> **WHAT TO DO**
Go through the listing below and gather every line with the word "миопии".

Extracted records
──────────
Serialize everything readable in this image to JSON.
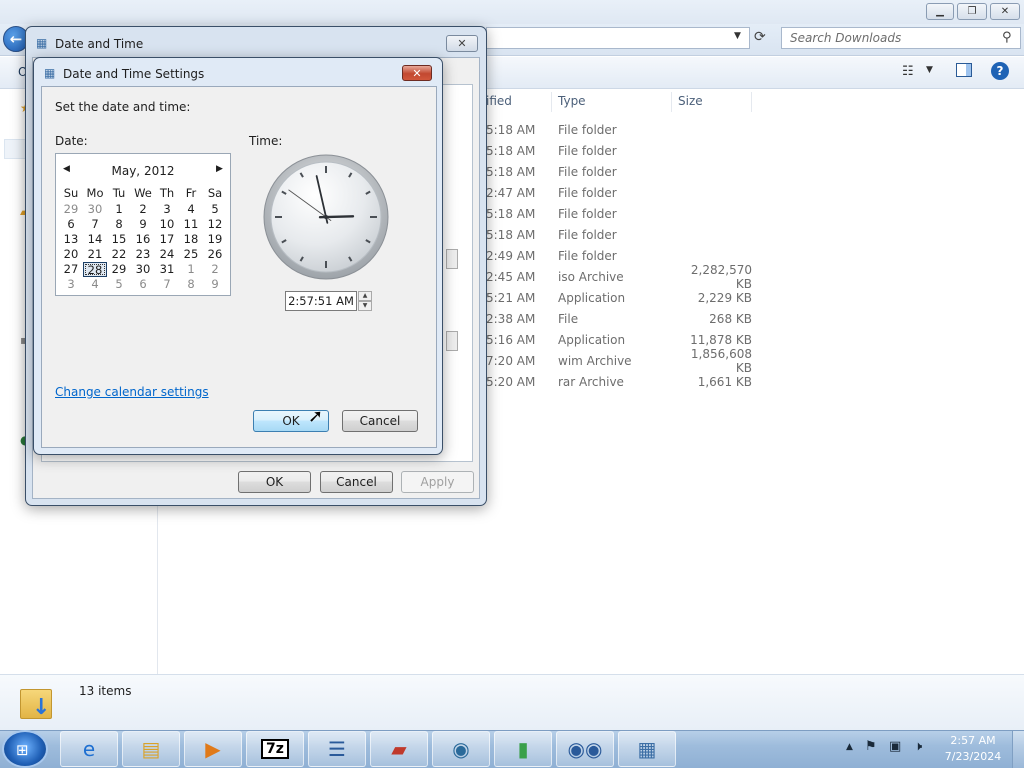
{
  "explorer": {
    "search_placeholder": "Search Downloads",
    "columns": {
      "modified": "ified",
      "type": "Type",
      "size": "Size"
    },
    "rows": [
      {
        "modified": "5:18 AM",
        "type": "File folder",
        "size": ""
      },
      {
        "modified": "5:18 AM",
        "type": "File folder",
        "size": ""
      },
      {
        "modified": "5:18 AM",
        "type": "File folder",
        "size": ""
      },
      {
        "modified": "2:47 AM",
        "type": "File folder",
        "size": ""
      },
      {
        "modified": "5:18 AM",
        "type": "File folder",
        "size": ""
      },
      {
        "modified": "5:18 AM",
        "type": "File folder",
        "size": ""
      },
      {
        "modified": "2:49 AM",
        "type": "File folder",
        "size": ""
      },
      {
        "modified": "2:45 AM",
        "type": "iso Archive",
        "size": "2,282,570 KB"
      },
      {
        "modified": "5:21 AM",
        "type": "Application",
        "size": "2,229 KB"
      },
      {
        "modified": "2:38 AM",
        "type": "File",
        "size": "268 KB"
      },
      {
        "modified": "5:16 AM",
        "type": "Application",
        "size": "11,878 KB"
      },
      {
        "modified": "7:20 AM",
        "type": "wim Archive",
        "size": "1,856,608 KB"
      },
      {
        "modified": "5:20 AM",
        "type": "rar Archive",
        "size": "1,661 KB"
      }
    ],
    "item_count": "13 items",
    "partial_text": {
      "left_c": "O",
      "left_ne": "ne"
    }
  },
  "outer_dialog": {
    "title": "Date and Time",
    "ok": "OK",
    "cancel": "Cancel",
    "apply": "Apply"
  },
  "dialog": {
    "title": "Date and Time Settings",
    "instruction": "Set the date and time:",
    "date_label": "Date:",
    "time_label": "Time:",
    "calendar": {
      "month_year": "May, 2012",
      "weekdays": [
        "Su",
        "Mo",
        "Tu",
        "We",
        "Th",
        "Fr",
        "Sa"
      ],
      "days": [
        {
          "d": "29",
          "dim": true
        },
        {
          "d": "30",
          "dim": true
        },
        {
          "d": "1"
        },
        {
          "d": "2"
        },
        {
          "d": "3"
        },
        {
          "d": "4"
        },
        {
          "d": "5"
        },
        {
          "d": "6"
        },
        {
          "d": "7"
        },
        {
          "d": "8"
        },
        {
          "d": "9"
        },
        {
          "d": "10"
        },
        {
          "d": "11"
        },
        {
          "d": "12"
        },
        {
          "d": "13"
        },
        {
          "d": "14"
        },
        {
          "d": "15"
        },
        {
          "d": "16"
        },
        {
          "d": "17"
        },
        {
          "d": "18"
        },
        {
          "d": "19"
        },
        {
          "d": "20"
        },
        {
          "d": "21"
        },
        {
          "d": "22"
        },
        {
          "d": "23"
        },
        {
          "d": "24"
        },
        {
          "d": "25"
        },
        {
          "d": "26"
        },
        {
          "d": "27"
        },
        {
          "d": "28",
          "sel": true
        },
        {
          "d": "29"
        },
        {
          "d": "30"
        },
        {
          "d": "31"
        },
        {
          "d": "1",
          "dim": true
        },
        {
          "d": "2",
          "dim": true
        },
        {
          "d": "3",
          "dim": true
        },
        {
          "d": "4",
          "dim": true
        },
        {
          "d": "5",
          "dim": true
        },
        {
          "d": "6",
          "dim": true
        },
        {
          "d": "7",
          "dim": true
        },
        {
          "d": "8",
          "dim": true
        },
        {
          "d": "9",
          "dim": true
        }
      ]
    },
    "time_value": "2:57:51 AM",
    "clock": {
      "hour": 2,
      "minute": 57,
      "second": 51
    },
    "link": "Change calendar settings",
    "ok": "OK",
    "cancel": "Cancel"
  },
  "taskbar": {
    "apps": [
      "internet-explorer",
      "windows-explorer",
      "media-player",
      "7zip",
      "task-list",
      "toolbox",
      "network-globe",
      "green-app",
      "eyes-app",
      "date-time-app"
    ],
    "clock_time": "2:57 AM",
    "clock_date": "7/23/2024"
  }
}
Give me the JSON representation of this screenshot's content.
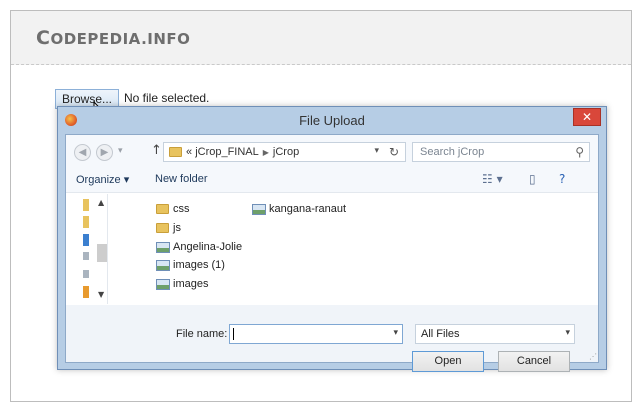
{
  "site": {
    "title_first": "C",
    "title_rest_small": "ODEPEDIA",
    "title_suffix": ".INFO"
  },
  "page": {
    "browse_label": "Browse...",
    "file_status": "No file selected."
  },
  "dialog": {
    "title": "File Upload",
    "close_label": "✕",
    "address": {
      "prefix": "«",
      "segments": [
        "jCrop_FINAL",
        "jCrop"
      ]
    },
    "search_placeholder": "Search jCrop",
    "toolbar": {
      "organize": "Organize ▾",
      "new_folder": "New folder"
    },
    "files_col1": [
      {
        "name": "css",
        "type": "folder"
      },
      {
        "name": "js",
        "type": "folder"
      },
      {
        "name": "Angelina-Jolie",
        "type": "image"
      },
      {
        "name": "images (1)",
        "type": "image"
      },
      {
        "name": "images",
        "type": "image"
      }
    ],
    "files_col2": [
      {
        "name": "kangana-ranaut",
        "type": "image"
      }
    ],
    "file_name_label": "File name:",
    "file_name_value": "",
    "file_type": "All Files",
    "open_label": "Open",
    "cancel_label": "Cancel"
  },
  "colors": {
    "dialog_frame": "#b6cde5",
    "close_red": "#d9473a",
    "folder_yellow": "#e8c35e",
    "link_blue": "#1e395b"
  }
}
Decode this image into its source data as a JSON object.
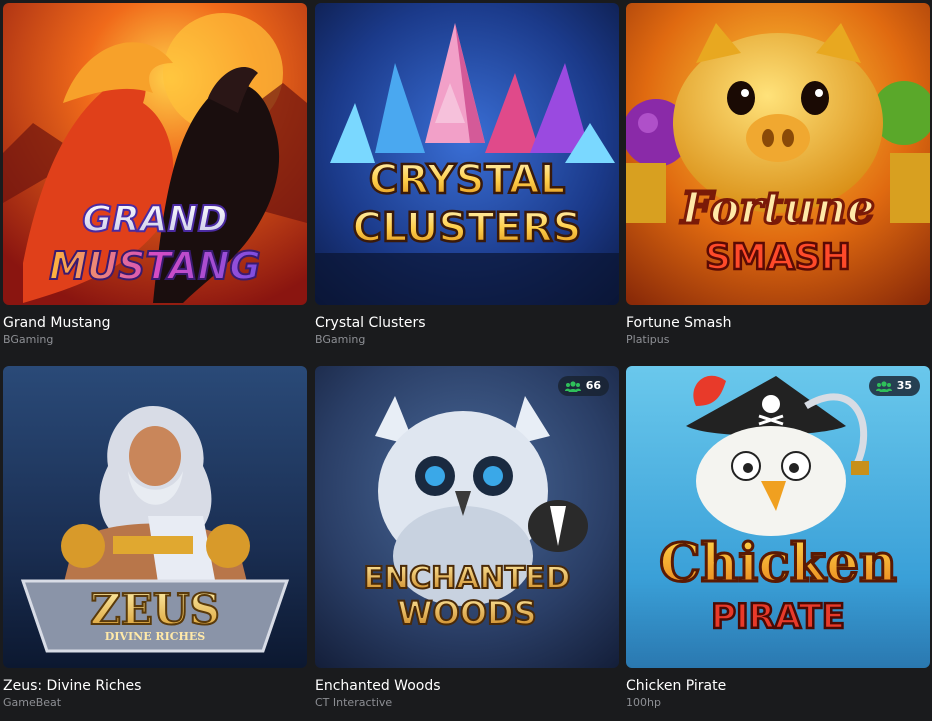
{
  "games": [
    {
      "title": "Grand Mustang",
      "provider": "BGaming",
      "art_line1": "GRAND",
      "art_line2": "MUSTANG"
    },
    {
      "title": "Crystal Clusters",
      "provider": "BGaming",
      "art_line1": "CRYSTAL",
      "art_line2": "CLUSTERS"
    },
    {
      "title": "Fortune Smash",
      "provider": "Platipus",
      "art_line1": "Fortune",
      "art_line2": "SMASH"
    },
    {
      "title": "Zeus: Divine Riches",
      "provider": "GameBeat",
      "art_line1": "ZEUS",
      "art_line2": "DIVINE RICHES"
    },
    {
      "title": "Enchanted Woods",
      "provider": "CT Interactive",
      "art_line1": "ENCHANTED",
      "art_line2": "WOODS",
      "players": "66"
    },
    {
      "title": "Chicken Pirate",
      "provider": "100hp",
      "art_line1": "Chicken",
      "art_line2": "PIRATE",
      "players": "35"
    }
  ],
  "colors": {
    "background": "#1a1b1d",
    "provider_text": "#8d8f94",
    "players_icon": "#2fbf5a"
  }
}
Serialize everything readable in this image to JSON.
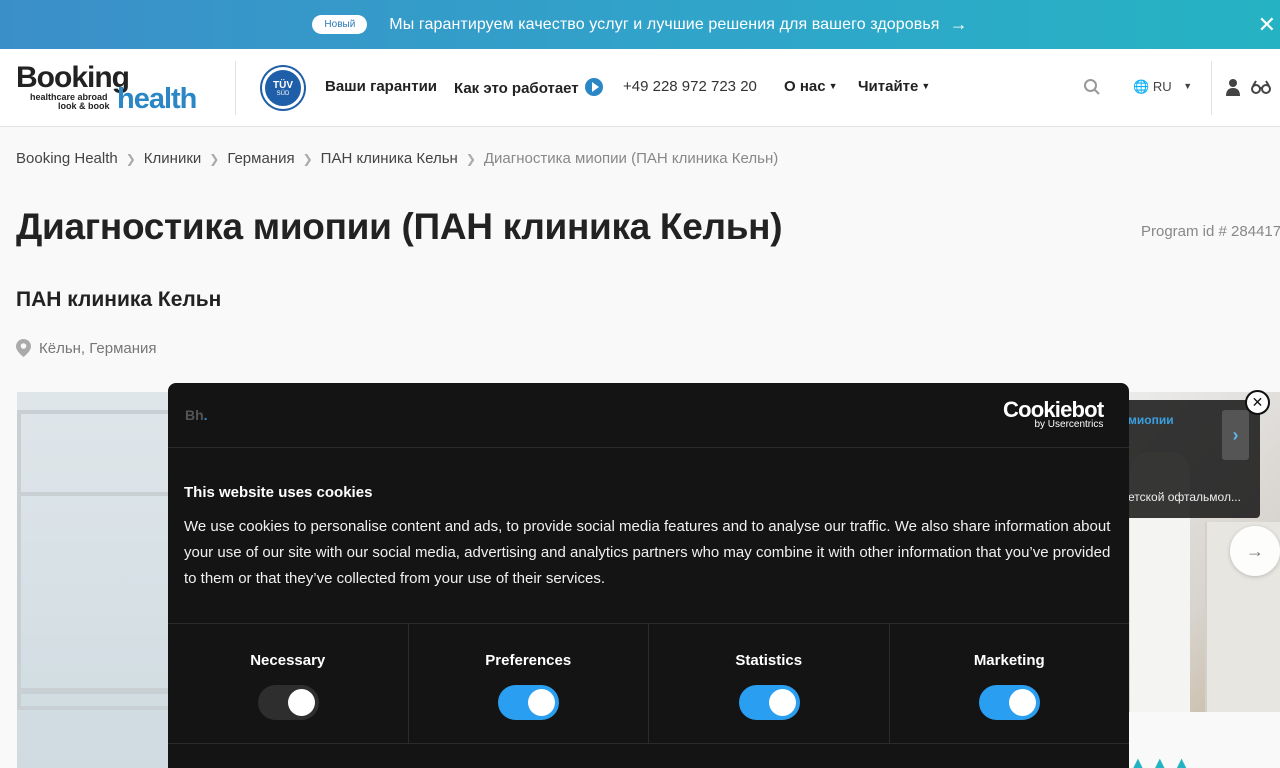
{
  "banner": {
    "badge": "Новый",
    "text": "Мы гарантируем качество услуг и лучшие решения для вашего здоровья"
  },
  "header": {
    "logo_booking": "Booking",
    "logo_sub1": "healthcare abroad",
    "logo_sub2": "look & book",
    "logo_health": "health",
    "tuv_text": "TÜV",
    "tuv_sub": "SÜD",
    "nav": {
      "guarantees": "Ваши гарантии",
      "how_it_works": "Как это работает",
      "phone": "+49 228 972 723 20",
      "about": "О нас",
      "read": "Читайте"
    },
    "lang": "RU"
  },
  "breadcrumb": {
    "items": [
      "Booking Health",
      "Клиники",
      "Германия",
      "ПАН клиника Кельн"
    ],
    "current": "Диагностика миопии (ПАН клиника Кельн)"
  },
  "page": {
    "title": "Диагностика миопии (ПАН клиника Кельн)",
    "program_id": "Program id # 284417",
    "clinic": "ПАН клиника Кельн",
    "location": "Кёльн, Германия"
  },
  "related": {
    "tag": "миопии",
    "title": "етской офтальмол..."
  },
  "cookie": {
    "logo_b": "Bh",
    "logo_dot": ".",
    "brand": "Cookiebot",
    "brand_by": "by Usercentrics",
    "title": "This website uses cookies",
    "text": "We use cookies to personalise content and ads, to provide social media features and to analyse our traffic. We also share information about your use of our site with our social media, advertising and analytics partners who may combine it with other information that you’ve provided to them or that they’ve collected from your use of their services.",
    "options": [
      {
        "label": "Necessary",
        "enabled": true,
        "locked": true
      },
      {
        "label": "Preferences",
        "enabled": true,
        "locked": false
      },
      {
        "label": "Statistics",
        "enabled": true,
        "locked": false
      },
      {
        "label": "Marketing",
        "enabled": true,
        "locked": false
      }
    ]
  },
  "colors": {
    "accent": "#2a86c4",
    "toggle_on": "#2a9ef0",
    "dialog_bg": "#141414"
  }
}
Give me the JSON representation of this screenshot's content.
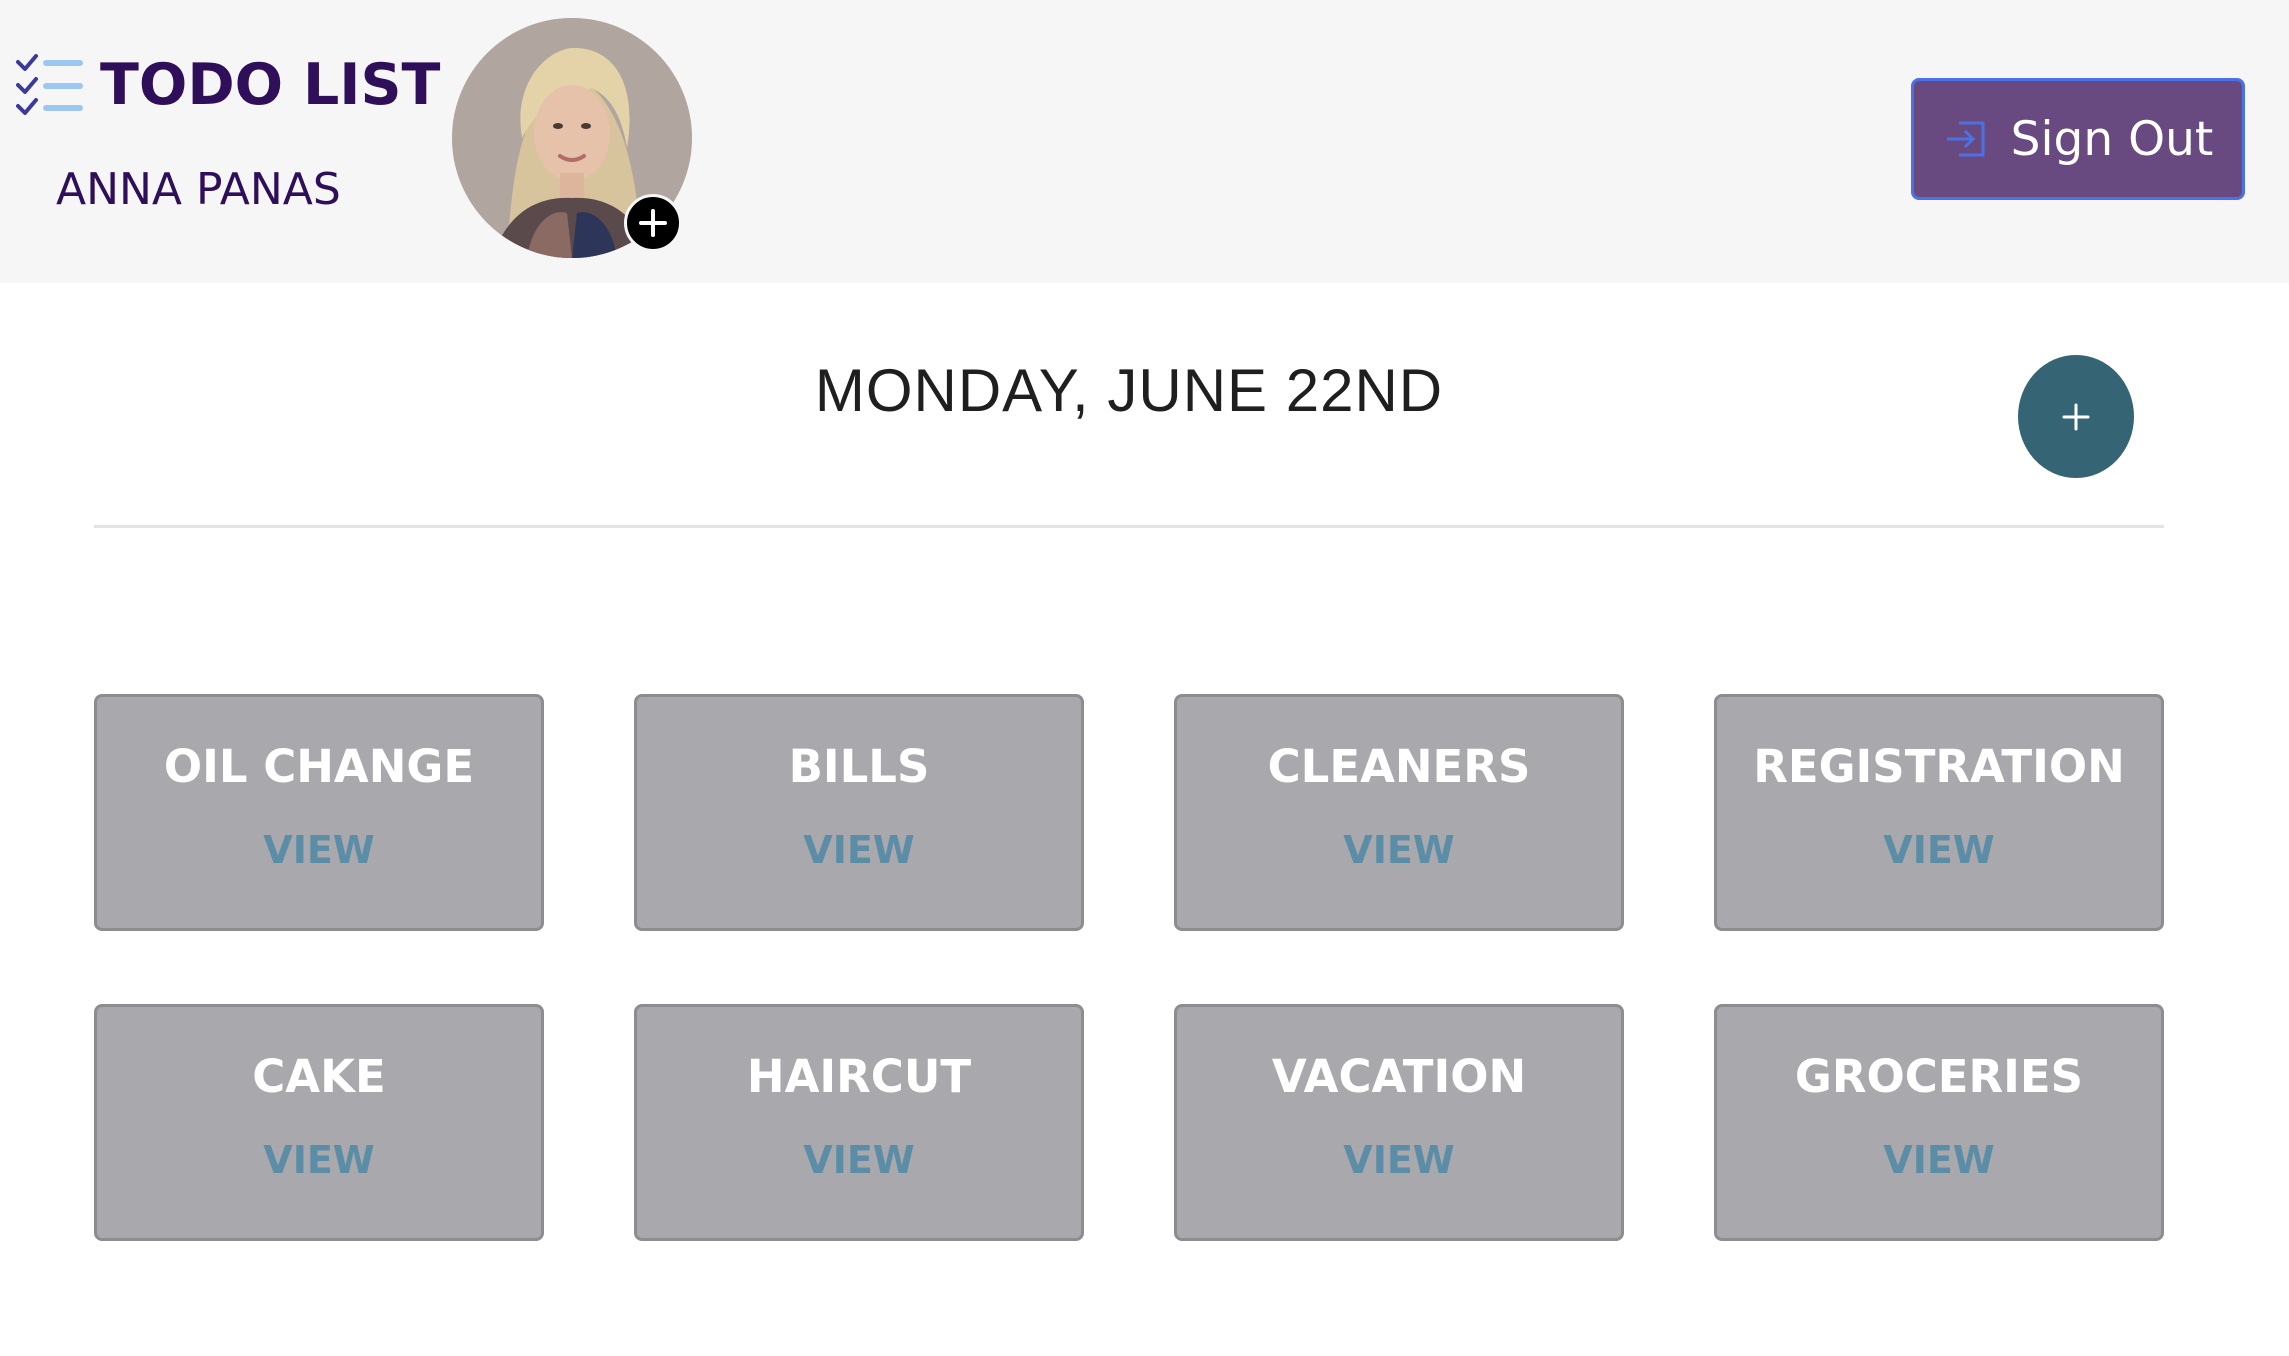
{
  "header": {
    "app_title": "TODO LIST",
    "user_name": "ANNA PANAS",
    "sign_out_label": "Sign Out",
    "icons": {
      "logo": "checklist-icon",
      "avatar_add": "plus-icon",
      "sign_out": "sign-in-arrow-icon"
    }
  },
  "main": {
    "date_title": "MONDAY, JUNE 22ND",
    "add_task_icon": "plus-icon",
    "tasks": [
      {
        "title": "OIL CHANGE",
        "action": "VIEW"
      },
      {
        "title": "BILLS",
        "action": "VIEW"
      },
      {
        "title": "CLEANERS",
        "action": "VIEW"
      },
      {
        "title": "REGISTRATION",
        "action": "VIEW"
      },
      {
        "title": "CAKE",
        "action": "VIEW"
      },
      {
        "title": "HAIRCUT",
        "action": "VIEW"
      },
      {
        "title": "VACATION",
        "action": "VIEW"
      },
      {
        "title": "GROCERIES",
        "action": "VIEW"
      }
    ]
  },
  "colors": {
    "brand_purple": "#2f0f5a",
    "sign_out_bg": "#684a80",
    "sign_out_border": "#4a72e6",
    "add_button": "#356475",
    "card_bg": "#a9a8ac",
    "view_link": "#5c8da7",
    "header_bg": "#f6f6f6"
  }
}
──────────
> **ANSWER**
    "current": "Диагностика миопии (ПАН клиника Кельн)"
    "title": "Диагностика миопии (ПАН клиника Кельн)",
    "tag": "миопии",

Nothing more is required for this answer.